The exercise – Every entry below should be printed exactly, without its images.

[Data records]
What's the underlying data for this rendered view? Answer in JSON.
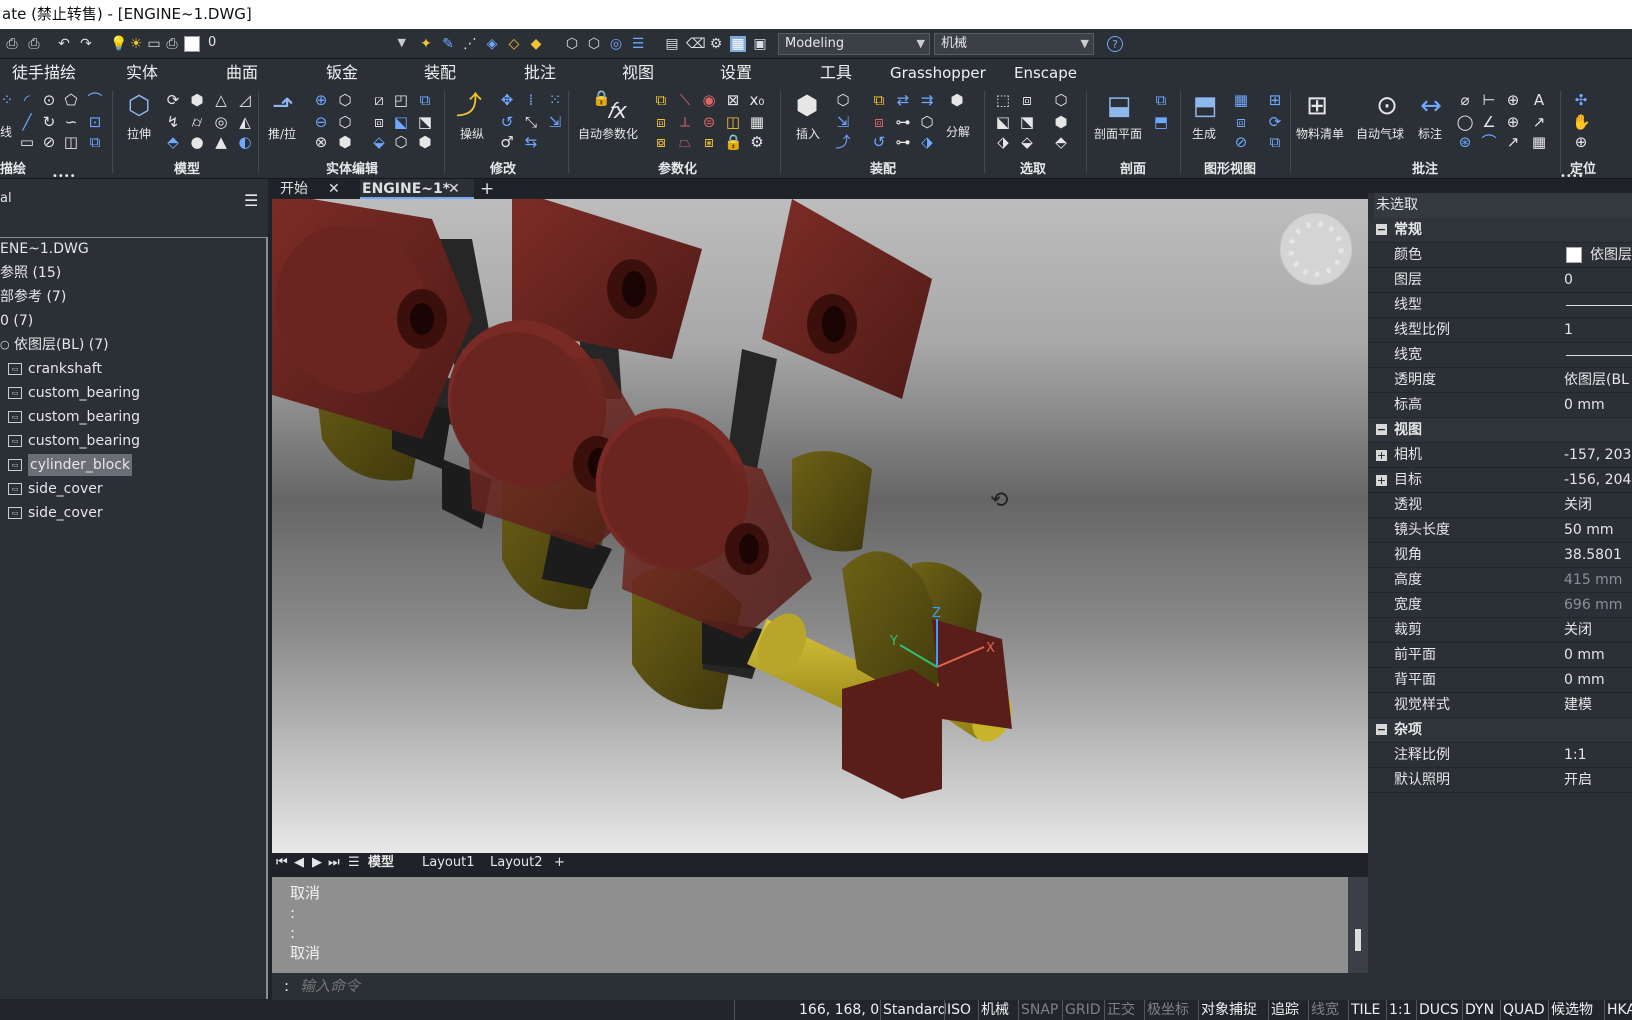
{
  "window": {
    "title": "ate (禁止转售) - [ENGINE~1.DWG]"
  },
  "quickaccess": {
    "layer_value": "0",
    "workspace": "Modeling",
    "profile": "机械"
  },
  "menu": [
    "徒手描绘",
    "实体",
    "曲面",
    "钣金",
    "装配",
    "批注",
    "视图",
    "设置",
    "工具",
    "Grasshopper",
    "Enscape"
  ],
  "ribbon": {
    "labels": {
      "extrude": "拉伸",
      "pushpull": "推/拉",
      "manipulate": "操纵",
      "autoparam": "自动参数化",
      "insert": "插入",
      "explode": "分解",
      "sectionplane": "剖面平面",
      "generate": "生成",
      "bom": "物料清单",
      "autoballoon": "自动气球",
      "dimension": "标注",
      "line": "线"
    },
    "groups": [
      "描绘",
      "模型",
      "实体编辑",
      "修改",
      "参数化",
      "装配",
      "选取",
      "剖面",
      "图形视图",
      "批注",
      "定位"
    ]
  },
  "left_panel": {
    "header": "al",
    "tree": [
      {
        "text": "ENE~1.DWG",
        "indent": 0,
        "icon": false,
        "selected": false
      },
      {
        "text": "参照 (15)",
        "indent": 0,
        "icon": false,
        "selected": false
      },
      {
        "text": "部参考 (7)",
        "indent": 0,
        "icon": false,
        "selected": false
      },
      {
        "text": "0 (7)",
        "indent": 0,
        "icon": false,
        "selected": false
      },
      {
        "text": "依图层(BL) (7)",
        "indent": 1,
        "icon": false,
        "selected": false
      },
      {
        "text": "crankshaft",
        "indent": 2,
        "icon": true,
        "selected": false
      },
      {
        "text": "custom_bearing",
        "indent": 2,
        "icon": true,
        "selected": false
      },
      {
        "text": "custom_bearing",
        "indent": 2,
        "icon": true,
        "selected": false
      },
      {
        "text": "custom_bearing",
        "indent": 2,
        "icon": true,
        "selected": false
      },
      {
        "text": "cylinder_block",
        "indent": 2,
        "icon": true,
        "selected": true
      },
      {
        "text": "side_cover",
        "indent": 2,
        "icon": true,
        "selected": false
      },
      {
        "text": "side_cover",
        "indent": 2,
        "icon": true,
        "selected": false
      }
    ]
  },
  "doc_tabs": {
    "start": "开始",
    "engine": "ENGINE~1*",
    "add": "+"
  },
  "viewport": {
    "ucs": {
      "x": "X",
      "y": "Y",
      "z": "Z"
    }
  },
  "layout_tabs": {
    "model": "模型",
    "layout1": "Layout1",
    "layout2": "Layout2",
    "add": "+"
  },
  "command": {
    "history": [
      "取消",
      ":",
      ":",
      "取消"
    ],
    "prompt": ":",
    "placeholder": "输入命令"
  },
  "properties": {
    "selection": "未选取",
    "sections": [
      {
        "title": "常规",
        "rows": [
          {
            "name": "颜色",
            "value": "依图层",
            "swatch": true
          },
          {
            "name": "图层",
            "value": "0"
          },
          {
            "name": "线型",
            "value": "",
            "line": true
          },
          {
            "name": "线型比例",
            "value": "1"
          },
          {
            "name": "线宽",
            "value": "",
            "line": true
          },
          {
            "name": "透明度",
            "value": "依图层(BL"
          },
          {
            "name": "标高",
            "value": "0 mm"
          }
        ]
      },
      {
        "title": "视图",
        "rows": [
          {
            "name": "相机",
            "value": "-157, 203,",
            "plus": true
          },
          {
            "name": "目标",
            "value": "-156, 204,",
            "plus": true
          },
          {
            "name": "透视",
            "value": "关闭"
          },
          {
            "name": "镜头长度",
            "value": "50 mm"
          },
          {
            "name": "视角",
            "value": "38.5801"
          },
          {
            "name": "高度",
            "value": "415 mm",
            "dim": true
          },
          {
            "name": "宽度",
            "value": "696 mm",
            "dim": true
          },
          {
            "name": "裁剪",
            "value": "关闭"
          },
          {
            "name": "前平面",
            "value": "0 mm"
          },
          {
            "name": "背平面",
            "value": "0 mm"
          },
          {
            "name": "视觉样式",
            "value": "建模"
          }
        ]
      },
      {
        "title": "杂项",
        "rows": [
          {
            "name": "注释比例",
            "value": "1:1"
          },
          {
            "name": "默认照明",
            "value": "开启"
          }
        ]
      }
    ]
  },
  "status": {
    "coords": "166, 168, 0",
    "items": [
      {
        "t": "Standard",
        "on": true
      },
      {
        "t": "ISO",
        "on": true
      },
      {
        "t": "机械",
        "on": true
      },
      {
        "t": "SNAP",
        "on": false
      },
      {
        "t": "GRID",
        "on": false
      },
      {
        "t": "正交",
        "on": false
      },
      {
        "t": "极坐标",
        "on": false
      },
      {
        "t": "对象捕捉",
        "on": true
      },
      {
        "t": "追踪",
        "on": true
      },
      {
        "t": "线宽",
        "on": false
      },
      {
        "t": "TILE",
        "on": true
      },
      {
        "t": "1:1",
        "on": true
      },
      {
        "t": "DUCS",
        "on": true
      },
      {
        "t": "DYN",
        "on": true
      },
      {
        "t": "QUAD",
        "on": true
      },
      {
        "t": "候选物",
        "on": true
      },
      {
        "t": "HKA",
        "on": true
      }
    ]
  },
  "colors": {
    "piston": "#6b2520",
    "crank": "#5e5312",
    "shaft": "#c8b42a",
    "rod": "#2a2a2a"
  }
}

Exercise result –
What's the underlying data for this rendered view? Answer in JSON.
{
  "window": {
    "title": "ate (禁止转售) - [ENGINE~1.DWG]"
  },
  "quickaccess": {
    "layer_value": "0",
    "workspace": "Modeling",
    "profile": "机械"
  },
  "menu": [
    "徒手描绘",
    "实体",
    "曲面",
    "钣金",
    "装配",
    "批注",
    "视图",
    "设置",
    "工具",
    "Grasshopper",
    "Enscape"
  ],
  "ribbon": {
    "labels": {
      "extrude": "拉伸",
      "pushpull": "推/拉",
      "manipulate": "操纵",
      "autoparam": "自动参数化",
      "insert": "插入",
      "explode": "分解",
      "sectionplane": "剖面平面",
      "generate": "生成",
      "bom": "物料清单",
      "autoballoon": "自动气球",
      "dimension": "标注",
      "line": "线"
    },
    "groups": [
      "描绘",
      "模型",
      "实体编辑",
      "修改",
      "参数化",
      "装配",
      "选取",
      "剖面",
      "图形视图",
      "批注",
      "定位"
    ]
  },
  "left_panel": {
    "header": "al",
    "tree": [
      {
        "text": "ENE~1.DWG",
        "indent": 0,
        "icon": false,
        "selected": false
      },
      {
        "text": "参照 (15)",
        "indent": 0,
        "icon": false,
        "selected": false
      },
      {
        "text": "部参考 (7)",
        "indent": 0,
        "icon": false,
        "selected": false
      },
      {
        "text": "0 (7)",
        "indent": 0,
        "icon": false,
        "selected": false
      },
      {
        "text": "依图层(BL) (7)",
        "indent": 1,
        "icon": false,
        "selected": false
      },
      {
        "text": "crankshaft",
        "indent": 2,
        "icon": true,
        "selected": false
      },
      {
        "text": "custom_bearing",
        "indent": 2,
        "icon": true,
        "selected": false
      },
      {
        "text": "custom_bearing",
        "indent": 2,
        "icon": true,
        "selected": false
      },
      {
        "text": "custom_bearing",
        "indent": 2,
        "icon": true,
        "selected": false
      },
      {
        "text": "cylinder_block",
        "indent": 2,
        "icon": true,
        "selected": true
      },
      {
        "text": "side_cover",
        "indent": 2,
        "icon": true,
        "selected": false
      },
      {
        "text": "side_cover",
        "indent": 2,
        "icon": true,
        "selected": false
      }
    ]
  },
  "doc_tabs": {
    "start": "开始",
    "engine": "ENGINE~1*",
    "add": "+"
  },
  "viewport": {
    "ucs": {
      "x": "X",
      "y": "Y",
      "z": "Z"
    }
  },
  "layout_tabs": {
    "model": "模型",
    "layout1": "Layout1",
    "layout2": "Layout2",
    "add": "+"
  },
  "command": {
    "history": [
      "取消",
      ":",
      ":",
      "取消"
    ],
    "prompt": ":",
    "placeholder": "输入命令"
  },
  "properties": {
    "selection": "未选取",
    "sections": [
      {
        "title": "常规",
        "rows": [
          {
            "name": "颜色",
            "value": "依图层",
            "swatch": true
          },
          {
            "name": "图层",
            "value": "0"
          },
          {
            "name": "线型",
            "value": "",
            "line": true
          },
          {
            "name": "线型比例",
            "value": "1"
          },
          {
            "name": "线宽",
            "value": "",
            "line": true
          },
          {
            "name": "透明度",
            "value": "依图层(BL"
          },
          {
            "name": "标高",
            "value": "0 mm"
          }
        ]
      },
      {
        "title": "视图",
        "rows": [
          {
            "name": "相机",
            "value": "-157, 203,",
            "plus": true
          },
          {
            "name": "目标",
            "value": "-156, 204,",
            "plus": true
          },
          {
            "name": "透视",
            "value": "关闭"
          },
          {
            "name": "镜头长度",
            "value": "50 mm"
          },
          {
            "name": "视角",
            "value": "38.5801"
          },
          {
            "name": "高度",
            "value": "415 mm",
            "dim": true
          },
          {
            "name": "宽度",
            "value": "696 mm",
            "dim": true
          },
          {
            "name": "裁剪",
            "value": "关闭"
          },
          {
            "name": "前平面",
            "value": "0 mm"
          },
          {
            "name": "背平面",
            "value": "0 mm"
          },
          {
            "name": "视觉样式",
            "value": "建模"
          }
        ]
      },
      {
        "title": "杂项",
        "rows": [
          {
            "name": "注释比例",
            "value": "1:1"
          },
          {
            "name": "默认照明",
            "value": "开启"
          }
        ]
      }
    ]
  },
  "status": {
    "coords": "166, 168, 0",
    "items": [
      {
        "t": "Standard",
        "on": true
      },
      {
        "t": "ISO",
        "on": true
      },
      {
        "t": "机械",
        "on": true
      },
      {
        "t": "SNAP",
        "on": false
      },
      {
        "t": "GRID",
        "on": false
      },
      {
        "t": "正交",
        "on": false
      },
      {
        "t": "极坐标",
        "on": false
      },
      {
        "t": "对象捕捉",
        "on": true
      },
      {
        "t": "追踪",
        "on": true
      },
      {
        "t": "线宽",
        "on": false
      },
      {
        "t": "TILE",
        "on": true
      },
      {
        "t": "1:1",
        "on": true
      },
      {
        "t": "DUCS",
        "on": true
      },
      {
        "t": "DYN",
        "on": true
      },
      {
        "t": "QUAD",
        "on": true
      },
      {
        "t": "候选物",
        "on": true
      },
      {
        "t": "HKA",
        "on": true
      }
    ]
  },
  "colors": {
    "piston": "#6b2520",
    "crank": "#5e5312",
    "shaft": "#c8b42a",
    "rod": "#2a2a2a"
  }
}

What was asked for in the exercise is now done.